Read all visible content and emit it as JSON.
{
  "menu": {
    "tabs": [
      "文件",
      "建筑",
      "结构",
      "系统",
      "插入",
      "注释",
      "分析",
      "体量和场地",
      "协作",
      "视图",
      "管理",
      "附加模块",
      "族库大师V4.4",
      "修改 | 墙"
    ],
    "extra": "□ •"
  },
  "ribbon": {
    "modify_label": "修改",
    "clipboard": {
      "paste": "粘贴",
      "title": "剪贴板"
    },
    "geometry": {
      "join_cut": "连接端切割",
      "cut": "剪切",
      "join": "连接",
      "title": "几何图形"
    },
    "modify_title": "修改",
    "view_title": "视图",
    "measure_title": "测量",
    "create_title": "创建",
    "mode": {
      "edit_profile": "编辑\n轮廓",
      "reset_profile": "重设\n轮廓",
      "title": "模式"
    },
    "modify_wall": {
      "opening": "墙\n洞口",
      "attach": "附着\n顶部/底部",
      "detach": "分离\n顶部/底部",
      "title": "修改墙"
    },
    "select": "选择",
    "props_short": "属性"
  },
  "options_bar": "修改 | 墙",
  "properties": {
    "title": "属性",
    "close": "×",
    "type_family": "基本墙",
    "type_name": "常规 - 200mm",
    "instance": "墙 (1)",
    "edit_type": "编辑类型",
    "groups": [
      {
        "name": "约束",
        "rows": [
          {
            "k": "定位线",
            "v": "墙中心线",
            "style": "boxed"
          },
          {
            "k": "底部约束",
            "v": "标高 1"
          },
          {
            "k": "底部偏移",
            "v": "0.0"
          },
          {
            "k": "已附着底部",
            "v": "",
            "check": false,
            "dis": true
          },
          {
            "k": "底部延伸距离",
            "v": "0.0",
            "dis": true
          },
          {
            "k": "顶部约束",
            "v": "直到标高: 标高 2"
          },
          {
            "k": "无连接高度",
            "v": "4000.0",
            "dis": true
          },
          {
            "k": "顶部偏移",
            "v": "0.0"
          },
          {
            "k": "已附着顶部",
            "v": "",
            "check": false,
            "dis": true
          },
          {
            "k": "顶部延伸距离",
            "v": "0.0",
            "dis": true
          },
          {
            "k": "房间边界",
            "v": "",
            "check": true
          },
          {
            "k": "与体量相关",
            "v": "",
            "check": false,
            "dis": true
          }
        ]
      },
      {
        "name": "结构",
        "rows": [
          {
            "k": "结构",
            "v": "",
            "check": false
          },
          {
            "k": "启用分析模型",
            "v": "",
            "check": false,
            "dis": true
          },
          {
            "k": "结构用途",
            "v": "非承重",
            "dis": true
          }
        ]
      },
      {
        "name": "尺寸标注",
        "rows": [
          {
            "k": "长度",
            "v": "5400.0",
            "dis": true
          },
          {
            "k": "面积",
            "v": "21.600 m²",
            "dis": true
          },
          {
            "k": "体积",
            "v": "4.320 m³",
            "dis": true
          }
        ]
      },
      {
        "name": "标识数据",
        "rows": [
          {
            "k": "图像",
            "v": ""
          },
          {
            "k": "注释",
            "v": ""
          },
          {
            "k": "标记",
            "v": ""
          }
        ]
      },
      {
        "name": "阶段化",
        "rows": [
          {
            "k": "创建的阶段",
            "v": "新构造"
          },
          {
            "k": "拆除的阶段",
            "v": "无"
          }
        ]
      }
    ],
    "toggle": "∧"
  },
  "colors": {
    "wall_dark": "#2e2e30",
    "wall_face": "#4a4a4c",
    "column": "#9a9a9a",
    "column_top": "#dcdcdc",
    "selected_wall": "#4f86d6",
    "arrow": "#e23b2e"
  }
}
*****
## Requirement
Copy all the records above exactly, missing none.

## Expected answer
Read all visible content and emit it as JSON.
{
  "menu": {
    "tabs": [
      "文件",
      "建筑",
      "结构",
      "系统",
      "插入",
      "注释",
      "分析",
      "体量和场地",
      "协作",
      "视图",
      "管理",
      "附加模块",
      "族库大师V4.4",
      "修改 | 墙"
    ],
    "extra": "□ •"
  },
  "ribbon": {
    "modify_label": "修改",
    "clipboard": {
      "paste": "粘贴",
      "title": "剪贴板"
    },
    "geometry": {
      "join_cut": "连接端切割",
      "cut": "剪切",
      "join": "连接",
      "title": "几何图形"
    },
    "modify_title": "修改",
    "view_title": "视图",
    "measure_title": "测量",
    "create_title": "创建",
    "mode": {
      "edit_profile": "编辑\n轮廓",
      "reset_profile": "重设\n轮廓",
      "title": "模式"
    },
    "modify_wall": {
      "opening": "墙\n洞口",
      "attach": "附着\n顶部/底部",
      "detach": "分离\n顶部/底部",
      "title": "修改墙"
    },
    "select": "选择",
    "props_short": "属性"
  },
  "options_bar": "修改 | 墙",
  "properties": {
    "title": "属性",
    "close": "×",
    "type_family": "基本墙",
    "type_name": "常规 - 200mm",
    "instance": "墙 (1)",
    "edit_type": "编辑类型",
    "groups": [
      {
        "name": "约束",
        "rows": [
          {
            "k": "定位线",
            "v": "墙中心线",
            "style": "boxed"
          },
          {
            "k": "底部约束",
            "v": "标高 1"
          },
          {
            "k": "底部偏移",
            "v": "0.0"
          },
          {
            "k": "已附着底部",
            "v": "",
            "check": false,
            "dis": true
          },
          {
            "k": "底部延伸距离",
            "v": "0.0",
            "dis": true
          },
          {
            "k": "顶部约束",
            "v": "直到标高: 标高 2"
          },
          {
            "k": "无连接高度",
            "v": "4000.0",
            "dis": true
          },
          {
            "k": "顶部偏移",
            "v": "0.0"
          },
          {
            "k": "已附着顶部",
            "v": "",
            "check": false,
            "dis": true
          },
          {
            "k": "顶部延伸距离",
            "v": "0.0",
            "dis": true
          },
          {
            "k": "房间边界",
            "v": "",
            "check": true
          },
          {
            "k": "与体量相关",
            "v": "",
            "check": false,
            "dis": true
          }
        ]
      },
      {
        "name": "结构",
        "rows": [
          {
            "k": "结构",
            "v": "",
            "check": false
          },
          {
            "k": "启用分析模型",
            "v": "",
            "check": false,
            "dis": true
          },
          {
            "k": "结构用途",
            "v": "非承重",
            "dis": true
          }
        ]
      },
      {
        "name": "尺寸标注",
        "rows": [
          {
            "k": "长度",
            "v": "5400.0",
            "dis": true
          },
          {
            "k": "面积",
            "v": "21.600 m²",
            "dis": true
          },
          {
            "k": "体积",
            "v": "4.320 m³",
            "dis": true
          }
        ]
      },
      {
        "name": "标识数据",
        "rows": [
          {
            "k": "图像",
            "v": ""
          },
          {
            "k": "注释",
            "v": ""
          },
          {
            "k": "标记",
            "v": ""
          }
        ]
      },
      {
        "name": "阶段化",
        "rows": [
          {
            "k": "创建的阶段",
            "v": "新构造"
          },
          {
            "k": "拆除的阶段",
            "v": "无"
          }
        ]
      }
    ],
    "toggle": "∧"
  },
  "colors": {
    "wall_dark": "#2e2e30",
    "wall_face": "#4a4a4c",
    "column": "#9a9a9a",
    "column_top": "#dcdcdc",
    "selected_wall": "#4f86d6",
    "arrow": "#e23b2e"
  }
}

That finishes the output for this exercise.